*Description of the task*:
What you print must match the data line for line.

*Data for processing*:

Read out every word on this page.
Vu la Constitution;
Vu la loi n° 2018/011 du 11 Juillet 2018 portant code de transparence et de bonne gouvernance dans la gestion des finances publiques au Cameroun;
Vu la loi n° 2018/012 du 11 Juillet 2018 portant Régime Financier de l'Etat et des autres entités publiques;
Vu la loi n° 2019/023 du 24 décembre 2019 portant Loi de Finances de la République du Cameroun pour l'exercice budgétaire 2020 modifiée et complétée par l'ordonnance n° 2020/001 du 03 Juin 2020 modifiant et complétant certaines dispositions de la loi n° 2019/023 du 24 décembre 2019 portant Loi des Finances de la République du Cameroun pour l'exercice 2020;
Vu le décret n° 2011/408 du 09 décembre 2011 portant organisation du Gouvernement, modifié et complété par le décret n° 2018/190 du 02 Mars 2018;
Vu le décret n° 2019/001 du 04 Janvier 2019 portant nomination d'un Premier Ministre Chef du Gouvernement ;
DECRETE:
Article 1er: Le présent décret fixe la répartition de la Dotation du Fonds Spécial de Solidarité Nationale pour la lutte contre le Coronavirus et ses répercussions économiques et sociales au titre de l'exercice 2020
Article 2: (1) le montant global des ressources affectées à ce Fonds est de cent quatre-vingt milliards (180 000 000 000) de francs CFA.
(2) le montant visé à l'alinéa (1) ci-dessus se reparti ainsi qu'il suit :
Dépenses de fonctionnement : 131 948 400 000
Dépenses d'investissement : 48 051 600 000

*Exercise output*:
Read out every word on this page.
Vu la Constitution;
Vu la loi n° 2018/011 du 11 Juillet 2018 portant code de transparence et de bonne gouvernance dans la gestion des finances publiques au Cameroun;
Vu la loi n° 2018/012 du 11 Juillet 2018 portant Régime Financier de l'Etat et des autres entités publiques;
Vu la loi n° 2019/023 du 24 décembre 2019 portant Loi de Finances de la République du Cameroun pour l'exercice budgétaire 2020 modifiée et complétée par l'ordonnance n° 2020/001 du 03 Juin 2020 modifiant et complétant certaines dispositions de la loi n° 2019/023 du 24 décembre 2019 portant Loi des Finances de la République du Cameroun pour l'exercice 2020;
Vu le décret n° 2011/408 du 09 décembre 2011 portant organisation du Gouvernement, modifié et complété par le décret n° 2018/190 du 02 Mars 2018;
Vu le décret n° 2019/001 du 04 Janvier 2019 portant nomination d'un Premier Ministre Chef du Gouvernement ;
DECRETE:
Article 1er: Le présent décret fixe la répartition de la Dotation du Fonds Spécial de Solidarité Nationale pour la lutte contre le Coronavirus et ses répercussions économiques et sociales au titre de l'exercice 2020
Article 2: (1) le montant global des ressources affectées à ce Fonds est de cent quatre-vingt milliards (180 000 000 000) de francs CFA.
(2) le montant visé à l'alinéa (1) ci-dessus se reparti ainsi qu'il suit :
Dépenses de fonctionnement : 131 948 400 000
Dépenses d'investissement : 48 051 600 000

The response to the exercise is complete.